→ Problem statement
Write down every line of the listing below without any change, leaving out the pictures.

Layout annotation data:
— Start —
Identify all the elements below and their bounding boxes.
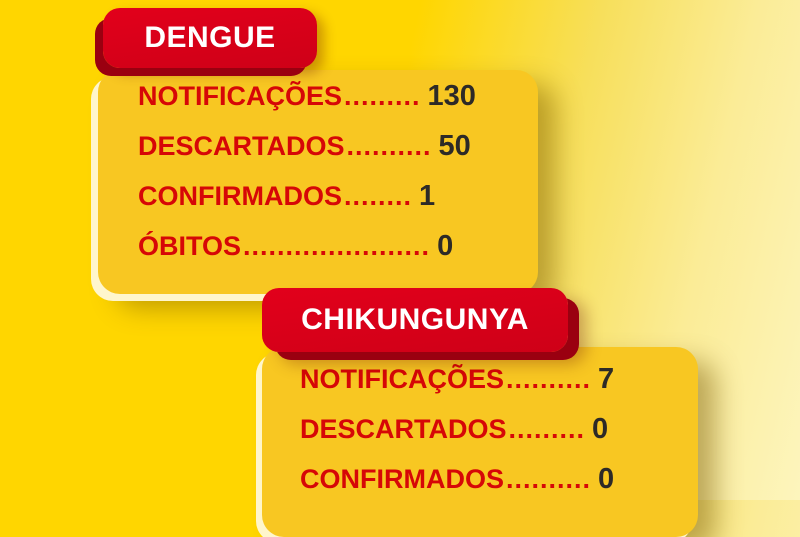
chikungunya-stats-card: NOTIFICAÇÕES.......... 7 DESCARTADOS.....… <box>262 347 698 537</box>
dot-leader: ...................... <box>243 231 431 261</box>
stat-label: DESCARTADOS <box>138 131 345 161</box>
section-title: DENGUE <box>144 21 276 54</box>
dot-leader: ........ <box>344 181 413 211</box>
stat-row: DESCARTADOS......... 0 <box>300 413 698 463</box>
stat-value: 50 <box>438 130 471 162</box>
dot-leader: .......... <box>506 364 592 394</box>
stat-label: NOTIFICAÇÕES <box>138 81 343 111</box>
section-title: CHIKUNGUNYA <box>301 303 529 336</box>
stat-label: CONFIRMADOS <box>300 464 504 494</box>
stat-value: 0 <box>592 413 609 445</box>
dengue-stats-card: NOTIFICAÇÕES......... 130 DESCARTADOS....… <box>98 70 538 294</box>
stat-label: DESCARTADOS <box>300 414 507 444</box>
stat-label: CONFIRMADOS <box>138 181 342 211</box>
dot-leader: .......... <box>506 464 592 494</box>
dengue-section-header: DENGUE <box>103 8 317 68</box>
stat-row: DESCARTADOS.......... 50 <box>138 130 538 180</box>
dot-leader: .......... <box>346 131 432 161</box>
stat-label: NOTIFICAÇÕES <box>300 364 505 394</box>
stat-row: CONFIRMADOS.......... 0 <box>300 463 698 513</box>
chikungunya-section-header: CHIKUNGUNYA <box>262 288 568 352</box>
stat-label: ÓBITOS <box>138 231 242 261</box>
dot-leader: ......... <box>508 414 586 444</box>
stat-value: 0 <box>437 230 454 262</box>
stat-value: 130 <box>427 80 476 112</box>
stat-row: NOTIFICAÇÕES.......... 7 <box>300 363 698 413</box>
stat-row: ÓBITOS...................... 0 <box>138 230 538 280</box>
stat-value: 7 <box>598 363 615 395</box>
stat-value: 1 <box>419 180 436 212</box>
dot-leader: ......... <box>344 81 421 111</box>
stat-value: 0 <box>598 463 615 495</box>
stat-row: CONFIRMADOS........ 1 <box>138 180 538 230</box>
stat-row: NOTIFICAÇÕES......... 130 <box>138 80 538 130</box>
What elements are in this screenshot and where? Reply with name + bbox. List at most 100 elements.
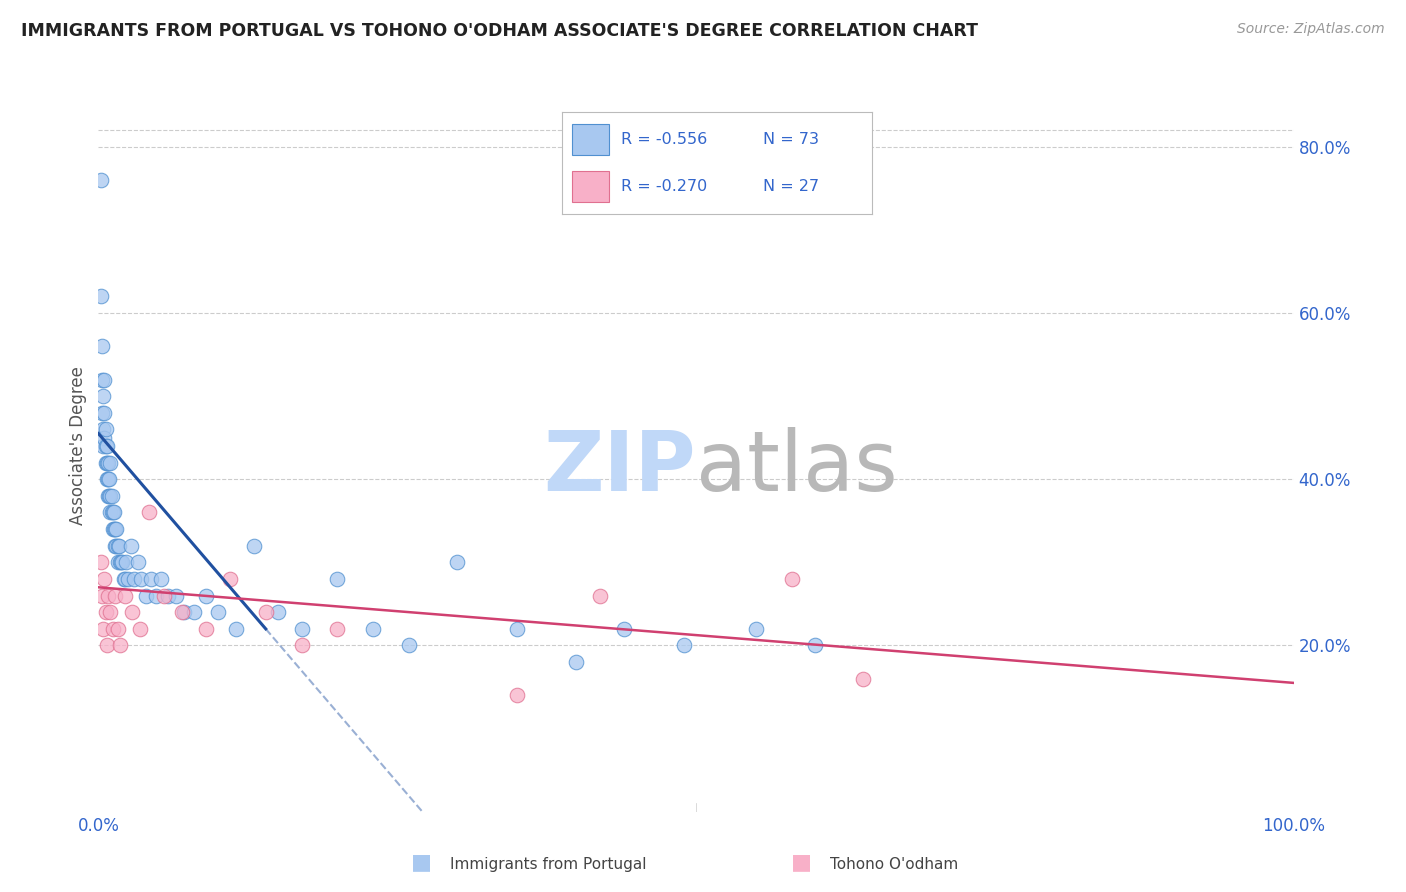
Y-axis label: Associate's Degree: Associate's Degree <box>69 367 87 525</box>
Point <box>114 572 136 586</box>
Point <box>98 489 122 503</box>
Bar <box>572 124 609 154</box>
Point <box>195 622 218 636</box>
Point <box>183 605 205 619</box>
Text: N = 27: N = 27 <box>763 179 820 194</box>
Point <box>172 605 194 619</box>
Point <box>101 622 124 636</box>
Point <box>254 605 277 619</box>
Text: R = -0.270: R = -0.270 <box>621 179 707 194</box>
Point <box>98 456 122 470</box>
Point <box>138 506 160 520</box>
Point <box>207 605 229 619</box>
Point <box>589 589 612 603</box>
Point <box>129 622 152 636</box>
Text: Source: ZipAtlas.com: Source: ZipAtlas.com <box>1237 22 1385 37</box>
Point <box>90 173 112 187</box>
Point <box>98 506 122 520</box>
Point <box>135 589 157 603</box>
Text: Tohono O'odham: Tohono O'odham <box>830 857 957 872</box>
Bar <box>572 171 609 202</box>
Point <box>97 489 120 503</box>
Point <box>96 472 118 486</box>
Text: ■: ■ <box>792 853 811 872</box>
Point <box>97 456 120 470</box>
Text: R = -0.556: R = -0.556 <box>621 132 707 146</box>
Point <box>114 589 136 603</box>
Point <box>780 572 803 586</box>
Point <box>98 472 121 486</box>
Point <box>173 605 195 619</box>
Point <box>93 431 115 445</box>
Point <box>91 389 114 403</box>
Point <box>117 572 139 586</box>
Point <box>225 622 247 636</box>
Point <box>673 639 696 653</box>
Point <box>745 622 768 636</box>
Point <box>91 622 114 636</box>
Point <box>107 539 129 553</box>
Point <box>105 539 128 553</box>
Point <box>565 655 588 669</box>
Point <box>94 422 117 436</box>
Point <box>506 622 529 636</box>
Point <box>852 672 875 686</box>
Point <box>121 605 143 619</box>
Point <box>165 589 187 603</box>
Point <box>98 489 121 503</box>
Point <box>101 506 124 520</box>
Point <box>153 589 176 603</box>
Point <box>107 539 129 553</box>
Point <box>105 522 128 536</box>
Point <box>100 506 122 520</box>
Point <box>98 605 122 619</box>
Point <box>131 572 153 586</box>
Point <box>91 439 114 453</box>
Point <box>94 605 117 619</box>
Text: ZIP: ZIP <box>544 427 696 508</box>
Point <box>108 555 131 569</box>
Point <box>104 522 127 536</box>
Point <box>97 589 120 603</box>
Point <box>104 589 127 603</box>
Point <box>93 406 115 420</box>
Point <box>506 689 529 703</box>
Point <box>115 555 138 569</box>
Point <box>90 289 112 303</box>
Point <box>291 639 314 653</box>
Point <box>94 456 117 470</box>
Point <box>103 506 125 520</box>
Point <box>398 639 420 653</box>
Point <box>243 539 266 553</box>
Point <box>291 622 314 636</box>
Point <box>145 589 167 603</box>
Point <box>120 539 142 553</box>
Point <box>96 639 118 653</box>
Point <box>613 622 636 636</box>
Point <box>111 555 134 569</box>
Text: atlas: atlas <box>696 427 897 508</box>
Point <box>91 339 114 353</box>
Point <box>100 489 122 503</box>
Point <box>110 555 132 569</box>
Point <box>326 572 349 586</box>
Text: N = 73: N = 73 <box>763 132 820 146</box>
Point <box>91 589 114 603</box>
Point <box>93 572 115 586</box>
Point <box>326 622 349 636</box>
Point <box>112 572 135 586</box>
Point <box>94 439 117 453</box>
Point <box>91 406 114 420</box>
Text: ■: ■ <box>412 853 432 872</box>
Point <box>363 622 385 636</box>
Point <box>107 555 129 569</box>
Point <box>149 572 172 586</box>
Point <box>124 572 146 586</box>
Point <box>91 372 114 386</box>
Point <box>139 572 162 586</box>
Point <box>93 372 115 386</box>
Point <box>804 639 827 653</box>
Point <box>108 639 131 653</box>
Point <box>195 589 218 603</box>
Point <box>156 589 179 603</box>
— End —
→ Answer in full
Identify all the elements below and their bounding boxes.
chikungunya-stats-card: NOTIFICAÇÕES.......... 7 DESCARTADOS.....… <box>262 347 698 537</box>
dot-leader: ...................... <box>243 231 431 261</box>
stat-label: DESCARTADOS <box>138 131 345 161</box>
section-title: DENGUE <box>144 21 276 54</box>
dot-leader: ........ <box>344 181 413 211</box>
stat-row: DESCARTADOS......... 0 <box>300 413 698 463</box>
stat-value: 50 <box>438 130 471 162</box>
dot-leader: .......... <box>506 364 592 394</box>
stat-label: NOTIFICAÇÕES <box>138 81 343 111</box>
section-title: CHIKUNGUNYA <box>301 303 529 336</box>
stat-label: CONFIRMADOS <box>300 464 504 494</box>
stat-value: 0 <box>592 413 609 445</box>
dengue-stats-card: NOTIFICAÇÕES......... 130 DESCARTADOS....… <box>98 70 538 294</box>
stat-label: DESCARTADOS <box>300 414 507 444</box>
stat-label: CONFIRMADOS <box>138 181 342 211</box>
dot-leader: .......... <box>506 464 592 494</box>
dengue-section-header: DENGUE <box>103 8 317 68</box>
stat-row: DESCARTADOS.......... 50 <box>138 130 538 180</box>
dot-leader: .......... <box>346 131 432 161</box>
stat-label: NOTIFICAÇÕES <box>300 364 505 394</box>
stat-row: CONFIRMADOS.......... 0 <box>300 463 698 513</box>
chikungunya-section-header: CHIKUNGUNYA <box>262 288 568 352</box>
stat-label: ÓBITOS <box>138 231 242 261</box>
dot-leader: ......... <box>508 414 586 444</box>
stat-value: 0 <box>437 230 454 262</box>
stat-value: 130 <box>427 80 476 112</box>
stat-row: NOTIFICAÇÕES.......... 7 <box>300 363 698 413</box>
stat-row: ÓBITOS...................... 0 <box>138 230 538 280</box>
stat-value: 7 <box>598 363 615 395</box>
stat-value: 1 <box>419 180 436 212</box>
dot-leader: ......... <box>344 81 421 111</box>
stat-value: 0 <box>598 463 615 495</box>
stat-row: CONFIRMADOS........ 1 <box>138 180 538 230</box>
stat-row: NOTIFICAÇÕES......... 130 <box>138 80 538 130</box>
What elements are in this screenshot and where? Reply with name + bbox. List at most 100 elements.
Y-axis label: Associate's Degree: Associate's Degree <box>69 367 87 525</box>
Point <box>114 572 136 586</box>
Point <box>98 489 122 503</box>
Bar <box>572 124 609 154</box>
Point <box>195 622 218 636</box>
Point <box>183 605 205 619</box>
Text: N = 27: N = 27 <box>763 179 820 194</box>
Point <box>172 605 194 619</box>
Point <box>101 622 124 636</box>
Point <box>254 605 277 619</box>
Text: R = -0.270: R = -0.270 <box>621 179 707 194</box>
Point <box>98 456 122 470</box>
Point <box>138 506 160 520</box>
Point <box>207 605 229 619</box>
Point <box>589 589 612 603</box>
Point <box>129 622 152 636</box>
Text: Source: ZipAtlas.com: Source: ZipAtlas.com <box>1237 22 1385 37</box>
Point <box>90 173 112 187</box>
Point <box>98 506 122 520</box>
Point <box>135 589 157 603</box>
Text: Tohono O'odham: Tohono O'odham <box>830 857 957 872</box>
Bar <box>572 171 609 202</box>
Point <box>97 489 120 503</box>
Point <box>96 472 118 486</box>
Text: ■: ■ <box>792 853 811 872</box>
Point <box>97 456 120 470</box>
Text: R = -0.556: R = -0.556 <box>621 132 707 146</box>
Point <box>114 589 136 603</box>
Point <box>780 572 803 586</box>
Point <box>98 472 121 486</box>
Point <box>173 605 195 619</box>
Point <box>93 431 115 445</box>
Point <box>91 389 114 403</box>
Point <box>117 572 139 586</box>
Point <box>225 622 247 636</box>
Point <box>673 639 696 653</box>
Point <box>745 622 768 636</box>
Point <box>91 622 114 636</box>
Point <box>107 539 129 553</box>
Point <box>105 539 128 553</box>
Point <box>565 655 588 669</box>
Point <box>94 422 117 436</box>
Point <box>506 622 529 636</box>
Point <box>852 672 875 686</box>
Point <box>121 605 143 619</box>
Point <box>165 589 187 603</box>
Point <box>98 489 121 503</box>
Point <box>101 506 124 520</box>
Point <box>153 589 176 603</box>
Point <box>107 539 129 553</box>
Point <box>105 522 128 536</box>
Point <box>100 506 122 520</box>
Point <box>98 605 122 619</box>
Point <box>131 572 153 586</box>
Point <box>91 439 114 453</box>
Point <box>94 605 117 619</box>
Text: ZIP: ZIP <box>544 427 696 508</box>
Point <box>108 555 131 569</box>
Point <box>104 522 127 536</box>
Point <box>97 589 120 603</box>
Point <box>104 589 127 603</box>
Point <box>93 406 115 420</box>
Point <box>506 689 529 703</box>
Point <box>115 555 138 569</box>
Point <box>90 289 112 303</box>
Point <box>291 639 314 653</box>
Point <box>94 456 117 470</box>
Point <box>103 506 125 520</box>
Point <box>398 639 420 653</box>
Point <box>243 539 266 553</box>
Point <box>291 622 314 636</box>
Point <box>145 589 167 603</box>
Point <box>120 539 142 553</box>
Point <box>96 639 118 653</box>
Point <box>613 622 636 636</box>
Point <box>111 555 134 569</box>
Text: atlas: atlas <box>696 427 897 508</box>
Point <box>91 339 114 353</box>
Point <box>100 489 122 503</box>
Point <box>110 555 132 569</box>
Point <box>326 572 349 586</box>
Text: N = 73: N = 73 <box>763 132 820 146</box>
Point <box>91 589 114 603</box>
Point <box>93 572 115 586</box>
Point <box>326 622 349 636</box>
Point <box>112 572 135 586</box>
Point <box>94 439 117 453</box>
Point <box>91 406 114 420</box>
Text: ■: ■ <box>412 853 432 872</box>
Point <box>363 622 385 636</box>
Point <box>107 555 129 569</box>
Point <box>149 572 172 586</box>
Point <box>124 572 146 586</box>
Point <box>91 372 114 386</box>
Point <box>139 572 162 586</box>
Point <box>93 372 115 386</box>
Point <box>804 639 827 653</box>
Point <box>108 639 131 653</box>
Point <box>195 589 218 603</box>
Point <box>156 589 179 603</box>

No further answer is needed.